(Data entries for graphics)
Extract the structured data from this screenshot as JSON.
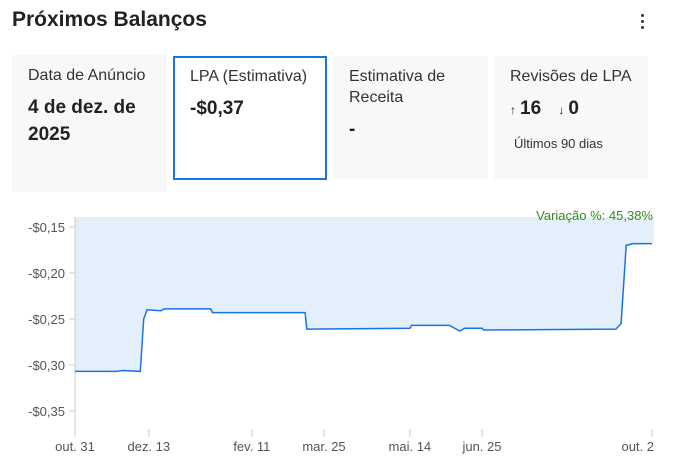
{
  "header": {
    "title": "Próximos Balanços",
    "menu_icon": "more-vert-icon"
  },
  "cards": [
    {
      "label": "Data de Anúncio",
      "value": "4 de dez. de 2025"
    },
    {
      "label": "LPA (Estimativa)",
      "value": "-$0,37"
    },
    {
      "label": "Estimativa de Receita",
      "value": "-"
    },
    {
      "label": "Revisões de LPA",
      "up_icon": "arrow-up-icon",
      "up": "16",
      "down_icon": "arrow-down-icon",
      "down": "0",
      "sub": "Últimos 90 dias"
    }
  ],
  "accent": "#1a73e8",
  "chart_data": {
    "type": "area",
    "annotation": "Variação %: 45,38%",
    "x_ticks": [
      {
        "label": "out. 31",
        "date": "2024-10-31"
      },
      {
        "label": "dez. 13",
        "date": "2024-12-13"
      },
      {
        "label": "fev. 11",
        "date": "2025-02-11"
      },
      {
        "label": "mar. 25",
        "date": "2025-03-25"
      },
      {
        "label": "mai. 14",
        "date": "2025-05-14"
      },
      {
        "label": "jun. 25",
        "date": "2025-06-25"
      },
      {
        "label": "out. 2",
        "date": "2025-10-02"
      }
    ],
    "y_ticks": [
      {
        "label": "-$0,15",
        "value": -0.15
      },
      {
        "label": "-$0,20",
        "value": -0.2
      },
      {
        "label": "-$0,25",
        "value": -0.25
      },
      {
        "label": "-$0,30",
        "value": -0.3
      },
      {
        "label": "-$0,35",
        "value": -0.35
      }
    ],
    "ylim": [
      -0.375,
      -0.139
    ],
    "xlim": [
      "2024-10-31",
      "2025-10-02"
    ],
    "line_color": "#1a73e8",
    "fill_color": "#e3effb",
    "points": [
      [
        "2024-10-31",
        -0.307
      ],
      [
        "2024-11-24",
        -0.307
      ],
      [
        "2024-11-28",
        -0.306
      ],
      [
        "2024-12-08",
        -0.307
      ],
      [
        "2024-12-10",
        -0.25
      ],
      [
        "2024-12-12",
        -0.24
      ],
      [
        "2024-12-20",
        -0.241
      ],
      [
        "2024-12-22",
        -0.239
      ],
      [
        "2025-01-18",
        -0.239
      ],
      [
        "2025-01-19",
        -0.243
      ],
      [
        "2025-03-14",
        -0.243
      ],
      [
        "2025-03-15",
        -0.261
      ],
      [
        "2025-05-14",
        -0.26
      ],
      [
        "2025-05-15",
        -0.257
      ],
      [
        "2025-06-06",
        -0.257
      ],
      [
        "2025-06-12",
        -0.263
      ],
      [
        "2025-06-15",
        -0.26
      ],
      [
        "2025-06-25",
        -0.26
      ],
      [
        "2025-06-26",
        -0.262
      ],
      [
        "2025-09-11",
        -0.261
      ],
      [
        "2025-09-14",
        -0.255
      ],
      [
        "2025-09-17",
        -0.17
      ],
      [
        "2025-09-21",
        -0.168
      ],
      [
        "2025-10-02",
        -0.168
      ]
    ]
  }
}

(TASK TO COMPLETE):
The lines to collect are those holding the string "date"; copy them all.

(EXPECTED OUTPUT):
        "date": "2024-10-31"
        "date": "2024-12-13"
        "date": "2025-02-11"
        "date": "2025-03-25"
        "date": "2025-05-14"
        "date": "2025-06-25"
        "date": "2025-10-02"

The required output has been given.